**Text block**.
::::::::::
# How long will horses live and work?



## Shilasdair (24 September 2007)

As the title says, how long did your horses stay in work, and at what age did they depart this mortal coil?
S


----------



## mandy4727 (24 September 2007)

I lost my mare in JAn 2006 aged 29.  I was still showing her and winning until 4 months before.  Although she had slowed down a bit.  But I was still riding her and she was still jumping although nothing like the height or amount she used to.  I lost my old gelding in Jan 2007 aged 40.  He had been retired for 10 years but got ridden by a little tot about twice a year until he was 37.  I showed him aged 35 (and he won).  Mare died of heart failure and gelding of liver failure a year and 1 day apart from each other.  They are together now.  I owned them for 27 years and 25 years respectively.


----------



## catembi (24 September 2007)

My mare was showjumping (and winning!!) at the age of 29, until she did a tendon out hacking.

I took her on a xc training day at age 27 as I chickened out of taking my nutcase youngster.

She is still with us, capable of light hacking &amp; running off with people, &amp; more than capable of not being caught, at the age of 34.


----------



## Weezy (24 September 2007)

Just a few...

Ceredig was 14, Korki was 10, Judi was 9, the polo ponies ranged between 4 and 15 - they all died from AHS (we lost towards 100)

Lucera - hit a car, teens

Emily - late teens, colic

Stan - 4 - dropped dead in the field for no reason that we could ascertain

Cercs is still with us tho 
	
	
		
		
	


	




  Twenties, but a veeeeery old man now!


----------



## beatrice (25 September 2007)

My first pony was competed until he was about 32.......continued to be ridden by tiny kids until he was 34 and was pts at around 35!!
He never slowed down........he was still as wizzy until he last day, had copd and was the best little pony in the whole world!!! 

He was only put to sleep as he never held his weight in the winter, and then stopped being able to chew food so we couldn't put him through another winter, most difficult decision to make!!


----------



## Cobland (25 September 2007)

Well turns out my 9 year old (Angel) has arthritis, yeap at 9 from kicking stable wall, so she can only have light work, weve got a 27 year old (Murphy) that is more like a 4 year old, he still has a spring in his step.
::::::::::
**Available data**.
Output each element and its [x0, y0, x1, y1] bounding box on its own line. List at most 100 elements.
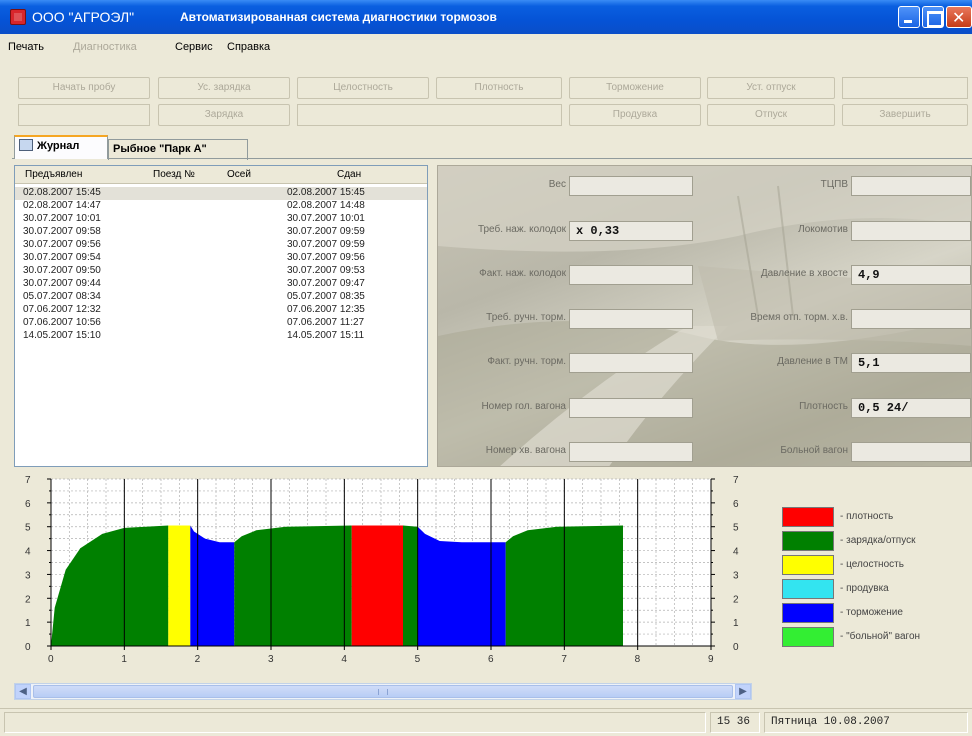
::::::::::
**Task goal**. In the thread about how long horses live and work, how old was mandy4727's gelding when he died? The data has no role in this.

**Result below**. He was 40.